#### Problem requirements:
Give back the full material, exactly as it reads.

Data records
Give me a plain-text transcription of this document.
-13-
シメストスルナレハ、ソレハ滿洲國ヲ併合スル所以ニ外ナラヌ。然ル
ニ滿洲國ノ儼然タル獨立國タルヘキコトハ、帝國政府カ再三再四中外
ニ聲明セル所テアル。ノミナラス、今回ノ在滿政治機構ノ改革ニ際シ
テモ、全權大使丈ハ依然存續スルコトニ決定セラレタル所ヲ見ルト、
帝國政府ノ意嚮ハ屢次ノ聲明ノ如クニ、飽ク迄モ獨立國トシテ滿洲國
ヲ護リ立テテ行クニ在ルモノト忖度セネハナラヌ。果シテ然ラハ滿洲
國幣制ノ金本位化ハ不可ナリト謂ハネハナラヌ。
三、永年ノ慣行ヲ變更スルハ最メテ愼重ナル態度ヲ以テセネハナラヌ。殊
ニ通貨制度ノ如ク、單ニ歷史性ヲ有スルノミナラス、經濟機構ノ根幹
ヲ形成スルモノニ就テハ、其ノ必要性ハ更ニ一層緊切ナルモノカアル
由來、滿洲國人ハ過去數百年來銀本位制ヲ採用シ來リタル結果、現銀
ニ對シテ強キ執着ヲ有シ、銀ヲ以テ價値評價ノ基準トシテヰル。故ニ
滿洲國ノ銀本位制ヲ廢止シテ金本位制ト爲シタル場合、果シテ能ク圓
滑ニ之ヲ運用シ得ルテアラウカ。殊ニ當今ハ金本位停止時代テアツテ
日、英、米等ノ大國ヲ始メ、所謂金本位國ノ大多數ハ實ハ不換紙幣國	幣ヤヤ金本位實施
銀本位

#### Result of the task:
Give me a plain-text transcription of this document.
-13-
シメストスルナレハ、ソレハ滿洲國ヲ併合スル所以ニ外ナラヌ。然ル
ニ滿洲國ノ儼然タル獨立國タルヘキコトハ、帝國政府カ再三再四中外
ニ聲明セル所テアル。ノミナラス、今回ノ在滿政治機構ノ改革ニ際シ
テモ、全權大使丈ハ依然存續スルコトニ決定セラレタル所ヲ見ルト、
帝國政府ノ意嚮ハ屢次ノ聲明ノ如クニ、飽ク迄モ獨立國トシテ滿洲國
ヲ護リ立テテ行クニ在ルモノト忖度セネハナラヌ。果シテ然ラハ滿洲
國幣制ノ金本位化ハ不可ナリト謂ハネハナラヌ。
三、永年ノ慣行ヲ變更スルハ最メテ愼重ナル態度ヲ以テセネハナラヌ。殊
ニ通貨制度ノ如ク、單ニ歷史性ヲ有スルノミナラス、經濟機構ノ根幹
ヲ形成スルモノニ就テハ、其ノ必要性ハ更ニ一層緊切ナルモノカアル
由來、滿洲國人ハ過去數百年來銀本位制ヲ採用シ來リタル結果、現銀
ニ對シテ強キ執着ヲ有シ、銀ヲ以テ價値評價ノ基準トシテヰル。故ニ
滿洲國ノ銀本位制ヲ廢止シテ金本位制ト爲シタル場合、果シテ能ク圓
滑ニ之ヲ運用シ得ルテアラウカ。殊ニ當今ハ金本位停止時代テアツテ
日、英、米等ノ大國ヲ始メ、所謂金本位國ノ大多數ハ實ハ不換紙幣國	幣ヤヤ金本位實施
銀本位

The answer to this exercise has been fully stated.